Data records
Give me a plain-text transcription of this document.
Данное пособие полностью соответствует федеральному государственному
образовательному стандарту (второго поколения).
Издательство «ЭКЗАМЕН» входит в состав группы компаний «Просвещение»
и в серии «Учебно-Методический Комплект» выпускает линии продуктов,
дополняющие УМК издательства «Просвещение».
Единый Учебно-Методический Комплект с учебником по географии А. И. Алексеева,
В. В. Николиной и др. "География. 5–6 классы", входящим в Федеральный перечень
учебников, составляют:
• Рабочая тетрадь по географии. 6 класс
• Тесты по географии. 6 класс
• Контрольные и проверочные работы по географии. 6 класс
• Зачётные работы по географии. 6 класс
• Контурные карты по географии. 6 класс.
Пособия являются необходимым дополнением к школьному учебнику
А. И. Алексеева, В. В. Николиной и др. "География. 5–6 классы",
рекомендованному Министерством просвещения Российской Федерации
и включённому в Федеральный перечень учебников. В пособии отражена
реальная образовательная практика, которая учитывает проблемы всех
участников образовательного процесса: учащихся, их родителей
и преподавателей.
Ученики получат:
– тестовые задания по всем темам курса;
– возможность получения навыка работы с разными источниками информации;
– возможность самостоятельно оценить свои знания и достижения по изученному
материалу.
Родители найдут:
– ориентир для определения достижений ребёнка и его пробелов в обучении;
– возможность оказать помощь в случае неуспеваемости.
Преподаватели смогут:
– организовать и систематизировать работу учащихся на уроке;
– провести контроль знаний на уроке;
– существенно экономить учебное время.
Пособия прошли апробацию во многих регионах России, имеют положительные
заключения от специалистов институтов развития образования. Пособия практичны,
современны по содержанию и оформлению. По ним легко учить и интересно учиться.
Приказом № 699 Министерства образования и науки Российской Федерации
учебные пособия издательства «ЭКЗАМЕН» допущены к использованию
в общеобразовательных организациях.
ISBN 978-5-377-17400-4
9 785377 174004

**WHAT THE TASK ASKS:**
Copy out the whole listing exactly; please set it all down.

**TASK SOLUTION:**
Give me a plain-text transcription of this document.
Данное пособие полностью соответствует федеральному государственному
образовательному стандарту (второго поколения).
Издательство «ЭКЗАМЕН» входит в состав группы компаний «Просвещение»
и в серии «Учебно-Методический Комплект» выпускает линии продуктов,
дополняющие УМК издательства «Просвещение».
Единый Учебно-Методический Комплект с учебником по географии А. И. Алексеева,
В. В. Николиной и др. "География. 5–6 классы", входящим в Федеральный перечень
учебников, составляют:
• Рабочая тетрадь по географии. 6 класс
• Тесты по географии. 6 класс
• Контрольные и проверочные работы по географии. 6 класс
• Зачётные работы по географии. 6 класс
• Контурные карты по географии. 6 класс.
Пособия являются необходимым дополнением к школьному учебнику
А. И. Алексеева, В. В. Николиной и др. "География. 5–6 классы",
рекомендованному Министерством просвещения Российской Федерации
и включённому в Федеральный перечень учебников. В пособии отражена
реальная образовательная практика, которая учитывает проблемы всех
участников образовательного процесса: учащихся, их родителей
и преподавателей.
Ученики получат:
– тестовые задания по всем темам курса;
– возможность получения навыка работы с разными источниками информации;
– возможность самостоятельно оценить свои знания и достижения по изученному
материалу.
Родители найдут:
– ориентир для определения достижений ребёнка и его пробелов в обучении;
– возможность оказать помощь в случае неуспеваемости.
Преподаватели смогут:
– организовать и систематизировать работу учащихся на уроке;
– провести контроль знаний на уроке;
– существенно экономить учебное время.
Пособия прошли апробацию во многих регионах России, имеют положительные
заключения от специалистов институтов развития образования. Пособия практичны,
современны по содержанию и оформлению. По ним легко учить и интересно учиться.
Приказом № 699 Министерства образования и науки Российской Федерации
учебные пособия издательства «ЭКЗАМЕН» допущены к использованию
в общеобразовательных организациях.
ISBN 978-5-377-17400-4
9 785377 174004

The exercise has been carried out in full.